- **THE EXERCISE**
Reproduce the entries exactly.

- **EXERCISE INPUT**
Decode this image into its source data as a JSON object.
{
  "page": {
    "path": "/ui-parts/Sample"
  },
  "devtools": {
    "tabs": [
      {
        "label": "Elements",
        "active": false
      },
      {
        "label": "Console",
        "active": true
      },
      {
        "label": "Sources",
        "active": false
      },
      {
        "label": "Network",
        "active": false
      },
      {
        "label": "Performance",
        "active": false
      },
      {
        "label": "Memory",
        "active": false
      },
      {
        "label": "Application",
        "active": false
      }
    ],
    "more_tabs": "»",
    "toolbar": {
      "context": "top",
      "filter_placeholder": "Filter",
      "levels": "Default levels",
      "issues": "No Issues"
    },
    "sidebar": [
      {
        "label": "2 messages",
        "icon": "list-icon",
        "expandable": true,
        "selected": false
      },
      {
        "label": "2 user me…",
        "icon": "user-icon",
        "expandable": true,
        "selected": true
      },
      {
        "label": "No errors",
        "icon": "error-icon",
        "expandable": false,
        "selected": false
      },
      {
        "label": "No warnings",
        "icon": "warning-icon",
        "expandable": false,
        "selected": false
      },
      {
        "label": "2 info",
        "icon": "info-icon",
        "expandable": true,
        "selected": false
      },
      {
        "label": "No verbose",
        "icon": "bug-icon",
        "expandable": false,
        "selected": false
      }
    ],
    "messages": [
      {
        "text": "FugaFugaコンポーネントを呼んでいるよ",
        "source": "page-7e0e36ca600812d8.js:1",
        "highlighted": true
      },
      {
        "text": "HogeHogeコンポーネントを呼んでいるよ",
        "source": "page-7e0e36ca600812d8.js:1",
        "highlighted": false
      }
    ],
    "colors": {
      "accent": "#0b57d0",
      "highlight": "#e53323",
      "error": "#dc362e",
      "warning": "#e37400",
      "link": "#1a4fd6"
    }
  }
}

- **ANSWER TO THIS TASK**
Decode this image into its source data as a JSON object.
{
  "page": {
    "path": "/ui-parts/Sample"
  },
  "devtools": {
    "tabs": [
      {
        "label": "Elements",
        "active": false
      },
      {
        "label": "Console",
        "active": true
      },
      {
        "label": "Sources",
        "active": false
      },
      {
        "label": "Network",
        "active": false
      },
      {
        "label": "Performance",
        "active": false
      },
      {
        "label": "Memory",
        "active": false
      },
      {
        "label": "Application",
        "active": false
      }
    ],
    "more_tabs": "»",
    "toolbar": {
      "context": "top",
      "filter_placeholder": "Filter",
      "levels": "Default levels",
      "issues": "No Issues"
    },
    "sidebar": [
      {
        "label": "2 messages",
        "icon": "list-icon",
        "expandable": true,
        "selected": false
      },
      {
        "label": "2 user me…",
        "icon": "user-icon",
        "expandable": true,
        "selected": true
      },
      {
        "label": "No errors",
        "icon": "error-icon",
        "expandable": false,
        "selected": false
      },
      {
        "label": "No warnings",
        "icon": "warning-icon",
        "expandable": false,
        "selected": false
      },
      {
        "label": "2 info",
        "icon": "info-icon",
        "expandable": true,
        "selected": false
      },
      {
        "label": "No verbose",
        "icon": "bug-icon",
        "expandable": false,
        "selected": false
      }
    ],
    "messages": [
      {
        "text": "FugaFugaコンポーネントを呼んでいるよ",
        "source": "page-7e0e36ca600812d8.js:1",
        "highlighted": true
      },
      {
        "text": "HogeHogeコンポーネントを呼んでいるよ",
        "source": "page-7e0e36ca600812d8.js:1",
        "highlighted": false
      }
    ],
    "colors": {
      "accent": "#0b57d0",
      "highlight": "#e53323",
      "error": "#dc362e",
      "warning": "#e37400",
      "link": "#1a4fd6"
    }
  }
}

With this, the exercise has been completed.